• _Problem set_
1. Update the passage on road accident injury claims by restating it from "Legal Basis" up to and including "2018 (whiplash tariff)", with "whiplash tariff" replaced by "injury tariff".
2. According to the passage on road accident injury claims, within how many days must an accident be reported to the police for a claim involving an untraced driver?
3. List every type of financial loss that the passage on road accident injury claims names as part of special damages.

• _Exercise passage_

*** Begin section ***

If the at-fault driver is uninsured, you can claim against the Motor Insurers' Bureau (MIB) under the Uninsured Drivers Agreement. If the driver cannot be traced (a hit-and-run), you can claim under the MIB's Untraced Drivers Agreement. Both schemes provide compensation for injuries and losses in broadly the same way as a claim against an insured driver, subject to certain conditions (e.g., the accident must have been reported to the police within 14 days for an untraced driver claim).
Damages in a personal injury claim include: general damages (pain, suffering, and loss of amenity — assessed by reference to the Judicial College Guidelines); special damages (quantifiable financial losses including lost earnings, medical expenses, care costs, adaptations to property, and travel); and in the most serious cases, damages for loss of future earnings and future care needs. Cases settled on the small claims track (under £10,000 for personal injury) do not attract costs recovery, meaning you generally cannot recover solicitor's fees.
Legal Basis
- §Donoghue v Stevenson [1932] AC 562 (duty of care in negligence)
- §Road Traffic Act 1988 (compulsory insurance requirement)
- §Civil Liability Act 2018 (whiplash tariff)
- §Limitation Act 1980 (3-year limitation period for personal injury)
- §Motor Insurers' Bureau Agreements (uninsured and untraced drivers)

*** End section ***

• _Input data_

*** Begin section ***

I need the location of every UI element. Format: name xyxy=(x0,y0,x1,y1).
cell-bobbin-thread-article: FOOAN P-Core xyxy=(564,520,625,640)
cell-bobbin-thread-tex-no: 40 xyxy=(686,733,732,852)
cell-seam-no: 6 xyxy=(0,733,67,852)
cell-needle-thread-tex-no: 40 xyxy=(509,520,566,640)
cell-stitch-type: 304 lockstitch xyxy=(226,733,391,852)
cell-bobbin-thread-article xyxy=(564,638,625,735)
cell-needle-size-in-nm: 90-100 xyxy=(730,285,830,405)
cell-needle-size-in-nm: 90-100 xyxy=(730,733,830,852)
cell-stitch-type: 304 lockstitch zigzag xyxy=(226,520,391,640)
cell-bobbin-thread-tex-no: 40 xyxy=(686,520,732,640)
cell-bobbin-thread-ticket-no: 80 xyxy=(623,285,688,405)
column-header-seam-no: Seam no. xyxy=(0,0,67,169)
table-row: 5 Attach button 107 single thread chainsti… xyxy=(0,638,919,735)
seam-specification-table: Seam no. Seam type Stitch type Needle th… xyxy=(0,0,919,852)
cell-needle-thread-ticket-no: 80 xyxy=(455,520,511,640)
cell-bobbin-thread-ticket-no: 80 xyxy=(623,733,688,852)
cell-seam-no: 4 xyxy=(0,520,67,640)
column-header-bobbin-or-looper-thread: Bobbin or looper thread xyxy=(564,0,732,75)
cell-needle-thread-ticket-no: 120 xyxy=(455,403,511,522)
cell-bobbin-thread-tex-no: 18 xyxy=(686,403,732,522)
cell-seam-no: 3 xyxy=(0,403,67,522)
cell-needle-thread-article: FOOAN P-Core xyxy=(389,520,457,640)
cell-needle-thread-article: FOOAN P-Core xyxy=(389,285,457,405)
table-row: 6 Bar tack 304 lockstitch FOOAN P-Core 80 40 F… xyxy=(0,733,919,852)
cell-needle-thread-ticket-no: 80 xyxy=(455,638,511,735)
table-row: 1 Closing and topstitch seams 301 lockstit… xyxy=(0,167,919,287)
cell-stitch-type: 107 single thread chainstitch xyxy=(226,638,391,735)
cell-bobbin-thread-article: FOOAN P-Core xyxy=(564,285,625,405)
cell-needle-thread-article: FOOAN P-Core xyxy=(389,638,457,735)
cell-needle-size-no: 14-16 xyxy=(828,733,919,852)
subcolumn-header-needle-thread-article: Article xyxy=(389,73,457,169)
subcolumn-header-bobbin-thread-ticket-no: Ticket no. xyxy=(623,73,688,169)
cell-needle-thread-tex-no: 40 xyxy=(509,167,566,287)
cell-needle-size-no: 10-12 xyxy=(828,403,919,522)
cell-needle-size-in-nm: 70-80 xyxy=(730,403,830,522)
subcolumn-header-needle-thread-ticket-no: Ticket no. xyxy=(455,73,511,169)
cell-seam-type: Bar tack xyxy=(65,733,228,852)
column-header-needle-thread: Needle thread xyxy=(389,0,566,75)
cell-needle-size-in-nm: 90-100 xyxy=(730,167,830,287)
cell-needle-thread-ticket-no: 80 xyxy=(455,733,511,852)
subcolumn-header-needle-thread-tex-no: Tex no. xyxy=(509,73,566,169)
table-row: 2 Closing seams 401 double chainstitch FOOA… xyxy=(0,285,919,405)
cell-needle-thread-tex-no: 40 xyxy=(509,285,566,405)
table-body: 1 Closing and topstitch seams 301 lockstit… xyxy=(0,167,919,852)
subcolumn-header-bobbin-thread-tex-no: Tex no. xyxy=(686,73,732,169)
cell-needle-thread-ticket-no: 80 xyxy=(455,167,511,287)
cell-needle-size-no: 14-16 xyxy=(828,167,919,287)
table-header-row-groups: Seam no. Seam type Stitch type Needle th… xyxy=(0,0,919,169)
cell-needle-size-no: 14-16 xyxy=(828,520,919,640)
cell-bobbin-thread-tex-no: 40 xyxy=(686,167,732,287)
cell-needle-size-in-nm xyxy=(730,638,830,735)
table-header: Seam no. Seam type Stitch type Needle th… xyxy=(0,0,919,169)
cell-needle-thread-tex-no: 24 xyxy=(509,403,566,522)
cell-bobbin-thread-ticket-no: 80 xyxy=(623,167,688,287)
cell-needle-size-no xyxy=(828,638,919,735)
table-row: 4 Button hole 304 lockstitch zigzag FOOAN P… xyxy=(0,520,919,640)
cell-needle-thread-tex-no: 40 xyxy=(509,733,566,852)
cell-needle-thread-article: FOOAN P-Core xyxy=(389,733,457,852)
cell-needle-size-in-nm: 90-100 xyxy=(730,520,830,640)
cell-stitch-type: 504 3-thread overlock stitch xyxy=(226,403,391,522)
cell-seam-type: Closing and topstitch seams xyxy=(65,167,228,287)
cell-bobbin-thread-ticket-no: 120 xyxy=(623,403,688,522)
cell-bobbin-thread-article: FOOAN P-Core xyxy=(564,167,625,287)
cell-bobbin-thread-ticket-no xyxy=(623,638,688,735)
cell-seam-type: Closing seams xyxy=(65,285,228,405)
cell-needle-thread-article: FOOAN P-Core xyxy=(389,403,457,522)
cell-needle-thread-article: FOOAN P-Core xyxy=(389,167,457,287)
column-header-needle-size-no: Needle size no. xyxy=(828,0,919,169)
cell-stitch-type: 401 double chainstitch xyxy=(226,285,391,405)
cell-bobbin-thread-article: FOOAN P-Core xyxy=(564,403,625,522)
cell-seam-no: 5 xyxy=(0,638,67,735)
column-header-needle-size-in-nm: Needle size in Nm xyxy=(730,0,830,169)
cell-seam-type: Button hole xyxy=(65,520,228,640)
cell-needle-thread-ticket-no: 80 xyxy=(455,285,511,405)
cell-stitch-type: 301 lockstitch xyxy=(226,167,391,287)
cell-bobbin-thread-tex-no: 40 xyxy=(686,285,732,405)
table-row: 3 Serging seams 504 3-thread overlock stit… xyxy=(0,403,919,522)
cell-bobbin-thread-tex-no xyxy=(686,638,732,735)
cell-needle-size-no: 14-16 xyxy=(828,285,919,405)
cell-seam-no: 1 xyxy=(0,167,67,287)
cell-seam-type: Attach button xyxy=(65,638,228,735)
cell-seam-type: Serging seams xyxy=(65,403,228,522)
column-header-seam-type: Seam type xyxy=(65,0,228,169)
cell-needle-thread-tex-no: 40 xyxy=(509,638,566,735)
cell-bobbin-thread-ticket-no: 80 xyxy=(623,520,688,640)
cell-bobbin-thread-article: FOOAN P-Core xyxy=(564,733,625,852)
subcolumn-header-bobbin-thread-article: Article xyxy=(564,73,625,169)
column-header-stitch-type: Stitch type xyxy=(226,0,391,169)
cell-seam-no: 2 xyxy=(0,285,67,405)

*** End section ***

• _Numbered answers_
1.
Legal Basis
- §Donoghue v Stevenson [1932] AC 562 (duty of care in negligence)
- §Road Traffic Act 1988 (compulsory insurance requirement)
- §Civil Liability Act 2018 (injury tariff)

2. Within 14 days.

3.
- Lost earnings
- Medical expenses
- Care costs
- Adaptations to property
- Travel